**Your task:** Copy out each line of the data holding "营业收入".
** start of Rows **
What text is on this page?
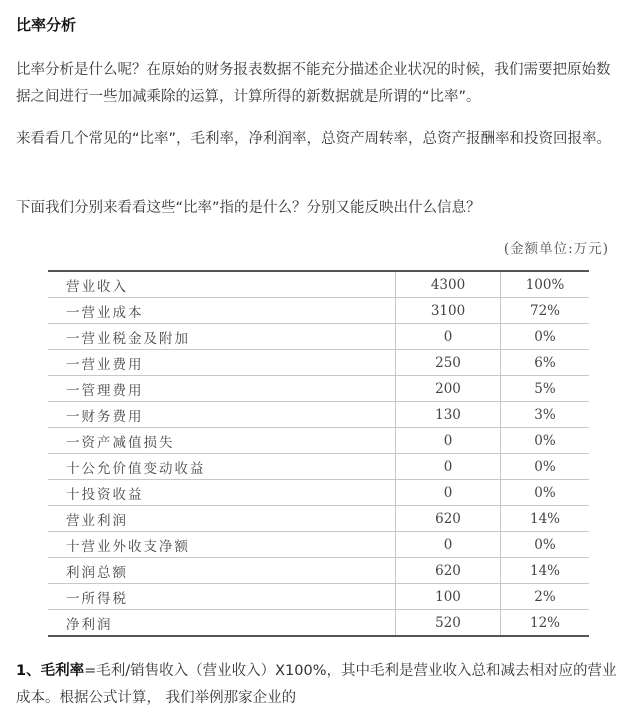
比率分析
比率分析是什么呢？在原始的财务报表数据不能充分描述企业状况的时候，我们需要把原始数据之间进行一些加减乘除的运算，计算所得的新数据就是所谓的“比率”。
来看看几个常见的“比率”，毛利率，净利润率，总资产周转率，总资产报酬率和投资回报率。
下面我们分别来看看这些“比率”指的是什么？分别又能反映出什么信息？
(金额单位:万元)
营业收入	4300	100%
一营业成本	3100	72%
一营业税金及附加	0	0%
一营业费用	250	6%
一管理费用	200	5%
一财务费用	130	3%
一资产减值损失	0	0%
十公允价值变动收益	0	0%
十投资收益	0	0%
营业利润	620	14%
十营业外收支净额	0	0%
利润总额	620	14%
一所得税	100	2%
净利润	520	12%
1、毛利率=毛利/销售收入（营业收入）X100%，其中毛利是营业收入总和减去相对应的营业成本。根据公式计算， 我们举例那家企业的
** end of Rows **
**Output below:**
营业收入	4300	100%
1、毛利率=毛利/销售收入（营业收入）X100%，其中毛利是营业收入总和减去相对应的营业成本。根据公式计算， 我们举例那家企业的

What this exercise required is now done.